To do
Write out each entry again. Keep every word exactly as it is.

Records shown
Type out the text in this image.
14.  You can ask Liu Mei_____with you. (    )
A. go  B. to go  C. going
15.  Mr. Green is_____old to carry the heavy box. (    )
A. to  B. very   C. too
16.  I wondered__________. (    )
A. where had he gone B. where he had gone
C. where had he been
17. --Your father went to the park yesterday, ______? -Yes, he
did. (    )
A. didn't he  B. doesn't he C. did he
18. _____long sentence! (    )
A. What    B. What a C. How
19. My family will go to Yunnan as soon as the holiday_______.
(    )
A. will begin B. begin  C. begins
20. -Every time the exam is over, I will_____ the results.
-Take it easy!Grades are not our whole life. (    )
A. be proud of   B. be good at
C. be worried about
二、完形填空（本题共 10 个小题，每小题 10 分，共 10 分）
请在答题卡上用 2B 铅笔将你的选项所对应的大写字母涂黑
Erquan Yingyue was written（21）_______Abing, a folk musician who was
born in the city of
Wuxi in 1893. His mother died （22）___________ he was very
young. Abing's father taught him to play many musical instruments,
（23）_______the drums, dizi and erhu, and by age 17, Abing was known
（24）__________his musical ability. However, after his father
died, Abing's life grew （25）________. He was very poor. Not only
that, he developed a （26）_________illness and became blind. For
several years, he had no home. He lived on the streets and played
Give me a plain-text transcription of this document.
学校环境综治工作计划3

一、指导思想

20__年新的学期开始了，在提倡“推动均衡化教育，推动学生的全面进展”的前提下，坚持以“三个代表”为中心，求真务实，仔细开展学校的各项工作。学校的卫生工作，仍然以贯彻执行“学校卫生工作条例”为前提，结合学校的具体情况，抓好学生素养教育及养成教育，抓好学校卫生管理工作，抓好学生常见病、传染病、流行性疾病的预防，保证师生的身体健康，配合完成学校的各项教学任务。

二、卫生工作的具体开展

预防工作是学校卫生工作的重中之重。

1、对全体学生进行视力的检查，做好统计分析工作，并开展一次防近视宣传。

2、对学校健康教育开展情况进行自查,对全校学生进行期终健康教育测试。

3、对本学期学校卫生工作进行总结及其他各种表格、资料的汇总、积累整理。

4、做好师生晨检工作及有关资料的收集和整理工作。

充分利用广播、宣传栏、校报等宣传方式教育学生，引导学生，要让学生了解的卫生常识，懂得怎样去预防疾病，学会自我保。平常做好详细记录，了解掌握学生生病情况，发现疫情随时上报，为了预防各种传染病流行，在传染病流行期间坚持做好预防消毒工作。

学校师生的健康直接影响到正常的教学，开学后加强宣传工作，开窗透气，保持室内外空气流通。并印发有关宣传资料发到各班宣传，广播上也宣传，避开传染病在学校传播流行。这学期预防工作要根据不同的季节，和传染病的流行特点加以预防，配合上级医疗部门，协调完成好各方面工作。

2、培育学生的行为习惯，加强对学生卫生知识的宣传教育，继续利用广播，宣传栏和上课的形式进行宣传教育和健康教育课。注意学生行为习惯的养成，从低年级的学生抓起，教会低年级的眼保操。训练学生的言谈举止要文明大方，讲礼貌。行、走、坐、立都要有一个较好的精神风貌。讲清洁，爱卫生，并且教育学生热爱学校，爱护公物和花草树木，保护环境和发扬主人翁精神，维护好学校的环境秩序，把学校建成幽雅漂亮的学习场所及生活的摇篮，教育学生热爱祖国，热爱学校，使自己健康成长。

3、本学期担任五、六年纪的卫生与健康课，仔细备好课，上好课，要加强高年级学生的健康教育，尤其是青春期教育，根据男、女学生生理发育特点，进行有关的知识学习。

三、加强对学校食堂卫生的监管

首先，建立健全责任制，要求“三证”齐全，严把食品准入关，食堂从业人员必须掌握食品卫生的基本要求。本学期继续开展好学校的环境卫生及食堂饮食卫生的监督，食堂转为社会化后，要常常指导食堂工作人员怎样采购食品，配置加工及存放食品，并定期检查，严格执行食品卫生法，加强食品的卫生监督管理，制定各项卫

Task solution
Type out the text in this image.
14.  You can ask Liu Mei_____with you. (    )
A. go  B. to go  C. going
15.  Mr. Green is_____old to carry the heavy box. (    )
A. to  B. very   C. too
16.  I wondered__________. (    )
A. where had he gone B. where he had gone
C. where had he been
17. --Your father went to the park yesterday, ______? -Yes, he
did. (    )
A. didn't he  B. doesn't he C. did he
18. _____long sentence! (    )
A. What    B. What a C. How
19. My family will go to Yunnan as soon as the holiday_______.
(    )
A. will begin B. begin  C. begins
20. -Every time the exam is over, I will_____ the results.
-Take it easy!Grades are not our whole life. (    )
A. be proud of   B. be good at
C. be worried about
二、完形填空（本题共 10 个小题，每小题 10 分，共 10 分）
请在答题卡上用 2B 铅笔将你的选项所对应的大写字母涂黑
Erquan Yingyue was written（21）_______Abing, a folk musician who was
born in the city of
Wuxi in 1893. His mother died （22）___________ he was very
young. Abing's father taught him to play many musical instruments,
（23）_______the drums, dizi and erhu, and by age 17, Abing was known
（24）__________his musical ability. However, after his father
died, Abing's life grew （25）________. He was very poor. Not only
that, he developed a （26）_________illness and became blind. For
several years, he had no home. He lived on the streets and played
Give me a plain-text transcription of this document.
学校环境综治工作计划3

一、指导思想

20__年新的学期开始了，在提倡“推动均衡化教育，推动学生的全面进展”的前提下，坚持以“三个代表”为中心，求真务实，仔细开展学校的各项工作。学校的卫生工作，仍然以贯彻执行“学校卫生工作条例”为前提，结合学校的具体情况，抓好学生素养教育及养成教育，抓好学校卫生管理工作，抓好学生常见病、传染病、流行性疾病的预防，保证师生的身体健康，配合完成学校的各项教学任务。

二、卫生工作的具体开展

预防工作是学校卫生工作的重中之重。

1、对全体学生进行视力的检查，做好统计分析工作，并开展一次防近视宣传。

2、对学校健康教育开展情况进行自查,对全校学生进行期终健康教育测试。

3、对本学期学校卫生工作进行总结及其他各种表格、资料的汇总、积累整理。

4、做好师生晨检工作及有关资料的收集和整理工作。

充分利用广播、宣传栏、校报等宣传方式教育学生，引导学生，要让学生了解的卫生常识，懂得怎样去预防疾病，学会自我保。平常做好详细记录，了解掌握学生生病情况，发现疫情随时上报，为了预防各种传染病流行，在传染病流行期间坚持做好预防消毒工作。

学校师生的健康直接影响到正常的教学，开学后加强宣传工作，开窗透气，保持室内外空气流通。并印发有关宣传资料发到各班宣传，广播上也宣传，避开传染病在学校传播流行。这学期预防工作要根据不同的季节，和传染病的流行特点加以预防，配合上级医疗部门，协调完成好各方面工作。

2、培育学生的行为习惯，加强对学生卫生知识的宣传教育，继续利用广播，宣传栏和上课的形式进行宣传教育和健康教育课。注意学生行为习惯的养成，从低年级的学生抓起，教会低年级的眼保操。训练学生的言谈举止要文明大方，讲礼貌。行、走、坐、立都要有一个较好的精神风貌。讲清洁，爱卫生，并且教育学生热爱学校，爱护公物和花草树木，保护环境和发扬主人翁精神，维护好学校的环境秩序，把学校建成幽雅漂亮的学习场所及生活的摇篮，教育学生热爱祖国，热爱学校，使自己健康成长。

3、本学期担任五、六年纪的卫生与健康课，仔细备好课，上好课，要加强高年级学生的健康教育，尤其是青春期教育，根据男、女学生生理发育特点，进行有关的知识学习。

三、加强对学校食堂卫生的监管

首先，建立健全责任制，要求“三证”齐全，严把食品准入关，食堂从业人员必须掌握食品卫生的基本要求。本学期继续开展好学校的环境卫生及食堂饮食卫生的监督，食堂转为社会化后，要常常指导食堂工作人员怎样采购食品，配置加工及存放食品，并定期检查，严格执行食品卫生法，加强食品的卫生监督管理，制定各项卫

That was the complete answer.